--- Record set ---
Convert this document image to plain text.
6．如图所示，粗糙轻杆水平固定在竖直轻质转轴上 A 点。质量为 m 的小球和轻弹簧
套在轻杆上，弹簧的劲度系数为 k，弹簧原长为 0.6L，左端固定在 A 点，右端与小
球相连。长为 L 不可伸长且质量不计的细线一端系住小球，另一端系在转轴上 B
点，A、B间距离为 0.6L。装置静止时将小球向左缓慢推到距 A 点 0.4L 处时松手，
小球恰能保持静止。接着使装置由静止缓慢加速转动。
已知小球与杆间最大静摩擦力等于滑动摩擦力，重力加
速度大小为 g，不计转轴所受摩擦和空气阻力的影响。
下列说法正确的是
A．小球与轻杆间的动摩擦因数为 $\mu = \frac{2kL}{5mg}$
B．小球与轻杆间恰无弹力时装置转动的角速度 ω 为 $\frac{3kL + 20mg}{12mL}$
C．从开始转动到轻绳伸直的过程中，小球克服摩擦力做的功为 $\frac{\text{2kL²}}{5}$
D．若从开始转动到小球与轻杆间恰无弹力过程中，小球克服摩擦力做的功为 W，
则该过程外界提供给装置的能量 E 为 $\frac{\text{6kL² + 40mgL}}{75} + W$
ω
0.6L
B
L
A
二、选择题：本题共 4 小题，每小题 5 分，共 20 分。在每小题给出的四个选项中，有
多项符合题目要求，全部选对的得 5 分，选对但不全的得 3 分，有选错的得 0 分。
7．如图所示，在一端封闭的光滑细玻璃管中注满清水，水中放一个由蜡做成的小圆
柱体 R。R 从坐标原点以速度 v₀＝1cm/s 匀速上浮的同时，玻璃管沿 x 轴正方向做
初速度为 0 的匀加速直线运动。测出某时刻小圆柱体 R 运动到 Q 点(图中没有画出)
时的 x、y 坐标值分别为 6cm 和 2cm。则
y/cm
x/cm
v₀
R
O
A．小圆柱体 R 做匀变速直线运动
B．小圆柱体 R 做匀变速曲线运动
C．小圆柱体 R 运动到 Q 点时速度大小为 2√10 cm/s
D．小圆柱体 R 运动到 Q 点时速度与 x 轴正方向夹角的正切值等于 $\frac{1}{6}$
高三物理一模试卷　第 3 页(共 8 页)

--- The task ---
Extract each line of the listing above, copying it word for word.

--- Final answer ---
Convert this document image to plain text.
6．如图所示，粗糙轻杆水平固定在竖直轻质转轴上 A 点。质量为 m 的小球和轻弹簧
套在轻杆上，弹簧的劲度系数为 k，弹簧原长为 0.6L，左端固定在 A 点，右端与小
球相连。长为 L 不可伸长且质量不计的细线一端系住小球，另一端系在转轴上 B
点，A、B间距离为 0.6L。装置静止时将小球向左缓慢推到距 A 点 0.4L 处时松手，
小球恰能保持静止。接着使装置由静止缓慢加速转动。
已知小球与杆间最大静摩擦力等于滑动摩擦力，重力加
速度大小为 g，不计转轴所受摩擦和空气阻力的影响。
下列说法正确的是
A．小球与轻杆间的动摩擦因数为 $\mu = \frac{2kL}{5mg}$
B．小球与轻杆间恰无弹力时装置转动的角速度 ω 为 $\frac{3kL + 20mg}{12mL}$
C．从开始转动到轻绳伸直的过程中，小球克服摩擦力做的功为 $\frac{\text{2kL²}}{5}$
D．若从开始转动到小球与轻杆间恰无弹力过程中，小球克服摩擦力做的功为 W，
则该过程外界提供给装置的能量 E 为 $\frac{\text{6kL² + 40mgL}}{75} + W$
ω
0.6L
B
L
A
二、选择题：本题共 4 小题，每小题 5 分，共 20 分。在每小题给出的四个选项中，有
多项符合题目要求，全部选对的得 5 分，选对但不全的得 3 分，有选错的得 0 分。
7．如图所示，在一端封闭的光滑细玻璃管中注满清水，水中放一个由蜡做成的小圆
柱体 R。R 从坐标原点以速度 v₀＝1cm/s 匀速上浮的同时，玻璃管沿 x 轴正方向做
初速度为 0 的匀加速直线运动。测出某时刻小圆柱体 R 运动到 Q 点(图中没有画出)
时的 x、y 坐标值分别为 6cm 和 2cm。则
y/cm
x/cm
v₀
R
O
A．小圆柱体 R 做匀变速直线运动
B．小圆柱体 R 做匀变速曲线运动
C．小圆柱体 R 运动到 Q 点时速度大小为 2√10 cm/s
D．小圆柱体 R 运动到 Q 点时速度与 x 轴正方向夹角的正切值等于 $\frac{1}{6}$
高三物理一模试卷　第 3 页(共 8 页)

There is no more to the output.